## [Given exercise]
Return each line that holds the word "Scenario".

[start Dataset records]

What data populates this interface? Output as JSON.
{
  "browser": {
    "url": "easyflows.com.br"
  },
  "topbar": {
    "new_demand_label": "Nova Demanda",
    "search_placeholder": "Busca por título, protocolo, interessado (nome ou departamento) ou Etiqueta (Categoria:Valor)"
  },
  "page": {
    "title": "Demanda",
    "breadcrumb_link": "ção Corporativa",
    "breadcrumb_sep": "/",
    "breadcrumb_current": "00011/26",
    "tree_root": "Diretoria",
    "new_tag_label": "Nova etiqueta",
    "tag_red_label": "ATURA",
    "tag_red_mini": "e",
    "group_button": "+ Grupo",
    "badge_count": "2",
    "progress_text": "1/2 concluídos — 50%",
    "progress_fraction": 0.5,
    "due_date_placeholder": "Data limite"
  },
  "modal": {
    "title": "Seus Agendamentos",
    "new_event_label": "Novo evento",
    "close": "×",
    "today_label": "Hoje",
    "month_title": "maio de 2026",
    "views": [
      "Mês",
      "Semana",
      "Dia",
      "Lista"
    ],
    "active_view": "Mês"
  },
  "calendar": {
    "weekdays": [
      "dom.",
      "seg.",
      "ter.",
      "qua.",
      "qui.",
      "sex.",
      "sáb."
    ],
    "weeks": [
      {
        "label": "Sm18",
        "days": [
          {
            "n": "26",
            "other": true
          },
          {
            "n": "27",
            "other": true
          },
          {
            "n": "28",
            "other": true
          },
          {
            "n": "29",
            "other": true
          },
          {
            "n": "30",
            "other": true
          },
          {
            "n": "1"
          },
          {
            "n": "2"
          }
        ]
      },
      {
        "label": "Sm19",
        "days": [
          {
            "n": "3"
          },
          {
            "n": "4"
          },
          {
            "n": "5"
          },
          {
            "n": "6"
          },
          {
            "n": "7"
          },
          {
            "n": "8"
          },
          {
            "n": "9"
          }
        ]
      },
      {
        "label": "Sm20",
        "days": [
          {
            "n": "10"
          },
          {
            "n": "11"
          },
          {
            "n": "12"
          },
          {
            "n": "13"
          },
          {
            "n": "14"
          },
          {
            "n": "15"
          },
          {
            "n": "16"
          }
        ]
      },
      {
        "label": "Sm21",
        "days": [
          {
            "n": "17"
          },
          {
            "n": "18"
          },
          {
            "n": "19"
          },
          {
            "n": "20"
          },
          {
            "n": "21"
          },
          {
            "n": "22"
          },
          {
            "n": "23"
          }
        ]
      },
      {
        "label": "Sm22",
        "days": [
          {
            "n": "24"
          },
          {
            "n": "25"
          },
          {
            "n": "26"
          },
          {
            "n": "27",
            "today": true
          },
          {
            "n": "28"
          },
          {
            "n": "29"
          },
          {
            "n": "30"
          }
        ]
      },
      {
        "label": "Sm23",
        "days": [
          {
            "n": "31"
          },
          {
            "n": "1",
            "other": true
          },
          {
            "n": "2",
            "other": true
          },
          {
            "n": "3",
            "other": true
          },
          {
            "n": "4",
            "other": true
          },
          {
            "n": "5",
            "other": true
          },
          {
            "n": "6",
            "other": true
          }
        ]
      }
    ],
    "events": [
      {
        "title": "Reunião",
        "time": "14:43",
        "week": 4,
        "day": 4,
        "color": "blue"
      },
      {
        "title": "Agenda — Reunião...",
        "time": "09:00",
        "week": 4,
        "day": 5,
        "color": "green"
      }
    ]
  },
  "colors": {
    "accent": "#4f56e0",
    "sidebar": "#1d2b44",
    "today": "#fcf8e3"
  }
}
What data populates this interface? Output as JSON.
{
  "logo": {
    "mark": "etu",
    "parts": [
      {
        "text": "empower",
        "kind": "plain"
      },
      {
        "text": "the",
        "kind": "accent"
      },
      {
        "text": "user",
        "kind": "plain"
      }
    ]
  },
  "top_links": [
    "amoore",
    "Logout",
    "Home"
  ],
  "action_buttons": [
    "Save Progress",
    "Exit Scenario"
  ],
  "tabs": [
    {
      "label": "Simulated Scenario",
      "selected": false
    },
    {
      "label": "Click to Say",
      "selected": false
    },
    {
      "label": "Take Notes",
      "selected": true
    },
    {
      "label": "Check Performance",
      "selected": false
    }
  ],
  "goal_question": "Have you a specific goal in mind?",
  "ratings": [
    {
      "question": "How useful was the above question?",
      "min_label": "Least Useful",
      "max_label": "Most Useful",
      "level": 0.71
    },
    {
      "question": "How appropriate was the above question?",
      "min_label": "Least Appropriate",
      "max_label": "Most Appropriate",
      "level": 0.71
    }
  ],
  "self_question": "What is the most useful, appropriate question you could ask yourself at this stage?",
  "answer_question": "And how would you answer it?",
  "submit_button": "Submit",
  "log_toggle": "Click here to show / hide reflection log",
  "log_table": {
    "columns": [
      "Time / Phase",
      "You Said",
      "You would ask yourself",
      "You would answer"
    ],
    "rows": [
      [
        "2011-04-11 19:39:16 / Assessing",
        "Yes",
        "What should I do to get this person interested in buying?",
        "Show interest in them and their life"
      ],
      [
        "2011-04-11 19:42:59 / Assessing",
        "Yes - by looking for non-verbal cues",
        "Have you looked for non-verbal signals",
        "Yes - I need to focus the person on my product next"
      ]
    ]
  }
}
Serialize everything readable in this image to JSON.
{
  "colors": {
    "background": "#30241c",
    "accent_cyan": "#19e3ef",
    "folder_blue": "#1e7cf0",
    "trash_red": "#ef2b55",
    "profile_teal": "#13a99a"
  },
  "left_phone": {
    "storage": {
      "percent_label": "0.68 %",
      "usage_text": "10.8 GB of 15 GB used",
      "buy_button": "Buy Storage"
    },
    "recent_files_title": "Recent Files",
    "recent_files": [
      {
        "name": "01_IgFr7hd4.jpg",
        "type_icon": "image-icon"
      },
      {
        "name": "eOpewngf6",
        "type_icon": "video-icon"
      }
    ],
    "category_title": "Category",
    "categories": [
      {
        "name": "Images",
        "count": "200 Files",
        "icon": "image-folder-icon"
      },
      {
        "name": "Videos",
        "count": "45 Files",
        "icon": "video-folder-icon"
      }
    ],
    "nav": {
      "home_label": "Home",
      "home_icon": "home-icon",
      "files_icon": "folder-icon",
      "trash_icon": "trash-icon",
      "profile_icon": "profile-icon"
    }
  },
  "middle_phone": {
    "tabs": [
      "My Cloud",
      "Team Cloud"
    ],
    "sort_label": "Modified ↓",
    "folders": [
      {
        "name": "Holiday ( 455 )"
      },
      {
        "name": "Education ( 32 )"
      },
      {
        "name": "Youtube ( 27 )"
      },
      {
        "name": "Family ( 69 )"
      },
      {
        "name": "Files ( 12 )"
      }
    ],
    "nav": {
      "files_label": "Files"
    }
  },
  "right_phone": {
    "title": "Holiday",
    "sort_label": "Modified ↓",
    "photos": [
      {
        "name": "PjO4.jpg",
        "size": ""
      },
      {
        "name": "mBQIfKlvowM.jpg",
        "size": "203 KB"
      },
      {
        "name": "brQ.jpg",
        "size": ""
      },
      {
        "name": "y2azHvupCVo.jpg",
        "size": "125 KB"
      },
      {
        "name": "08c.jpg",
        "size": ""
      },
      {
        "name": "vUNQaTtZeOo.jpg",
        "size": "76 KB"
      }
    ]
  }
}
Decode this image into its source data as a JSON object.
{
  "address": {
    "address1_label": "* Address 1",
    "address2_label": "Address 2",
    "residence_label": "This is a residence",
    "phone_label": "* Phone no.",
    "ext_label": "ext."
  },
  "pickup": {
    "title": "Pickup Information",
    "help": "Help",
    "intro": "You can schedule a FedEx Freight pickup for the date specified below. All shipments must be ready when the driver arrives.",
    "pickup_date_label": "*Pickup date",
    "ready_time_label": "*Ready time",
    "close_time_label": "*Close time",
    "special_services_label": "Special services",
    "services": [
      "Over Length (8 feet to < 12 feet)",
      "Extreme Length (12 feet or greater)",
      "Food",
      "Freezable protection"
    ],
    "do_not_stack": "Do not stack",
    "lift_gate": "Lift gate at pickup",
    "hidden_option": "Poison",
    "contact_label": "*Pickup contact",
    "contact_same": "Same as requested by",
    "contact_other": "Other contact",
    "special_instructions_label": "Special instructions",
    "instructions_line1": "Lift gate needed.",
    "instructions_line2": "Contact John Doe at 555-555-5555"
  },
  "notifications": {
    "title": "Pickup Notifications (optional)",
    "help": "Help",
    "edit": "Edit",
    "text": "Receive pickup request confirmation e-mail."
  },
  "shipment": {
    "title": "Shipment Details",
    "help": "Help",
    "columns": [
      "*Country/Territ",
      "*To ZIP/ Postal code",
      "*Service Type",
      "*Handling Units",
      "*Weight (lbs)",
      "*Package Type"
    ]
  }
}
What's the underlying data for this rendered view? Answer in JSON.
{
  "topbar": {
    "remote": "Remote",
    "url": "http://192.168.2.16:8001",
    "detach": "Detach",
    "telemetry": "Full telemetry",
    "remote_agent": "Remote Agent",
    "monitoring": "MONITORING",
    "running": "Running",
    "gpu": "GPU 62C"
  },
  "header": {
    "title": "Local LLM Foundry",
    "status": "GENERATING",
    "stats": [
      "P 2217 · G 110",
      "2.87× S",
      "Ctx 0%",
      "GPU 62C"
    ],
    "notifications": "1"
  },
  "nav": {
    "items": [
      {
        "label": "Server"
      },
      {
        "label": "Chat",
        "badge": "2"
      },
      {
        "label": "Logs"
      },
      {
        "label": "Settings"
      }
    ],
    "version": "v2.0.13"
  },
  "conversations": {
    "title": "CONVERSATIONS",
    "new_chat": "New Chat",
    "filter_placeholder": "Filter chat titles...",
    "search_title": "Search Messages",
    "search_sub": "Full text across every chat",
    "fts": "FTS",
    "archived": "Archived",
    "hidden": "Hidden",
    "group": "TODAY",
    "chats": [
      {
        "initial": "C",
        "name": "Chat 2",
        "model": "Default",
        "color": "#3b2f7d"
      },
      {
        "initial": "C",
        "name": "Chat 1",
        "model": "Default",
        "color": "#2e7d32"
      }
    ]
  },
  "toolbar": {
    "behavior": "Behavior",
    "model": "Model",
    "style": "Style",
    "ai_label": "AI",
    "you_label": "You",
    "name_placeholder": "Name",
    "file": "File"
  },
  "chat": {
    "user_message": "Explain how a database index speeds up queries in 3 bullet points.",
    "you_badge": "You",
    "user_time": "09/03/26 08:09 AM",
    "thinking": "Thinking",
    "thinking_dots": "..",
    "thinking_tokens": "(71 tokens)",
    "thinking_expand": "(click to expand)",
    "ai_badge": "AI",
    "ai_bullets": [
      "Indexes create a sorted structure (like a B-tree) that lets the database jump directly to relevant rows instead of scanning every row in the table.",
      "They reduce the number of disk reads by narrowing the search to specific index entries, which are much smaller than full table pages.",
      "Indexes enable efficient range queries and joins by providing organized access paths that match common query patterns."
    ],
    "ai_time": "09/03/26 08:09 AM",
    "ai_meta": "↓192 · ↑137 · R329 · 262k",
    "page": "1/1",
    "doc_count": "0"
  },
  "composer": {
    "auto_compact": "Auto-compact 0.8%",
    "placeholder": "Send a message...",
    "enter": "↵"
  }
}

[end Dataset records]

## [Solution]
    "Exit Scenario"
      "label": "Simulated Scenario",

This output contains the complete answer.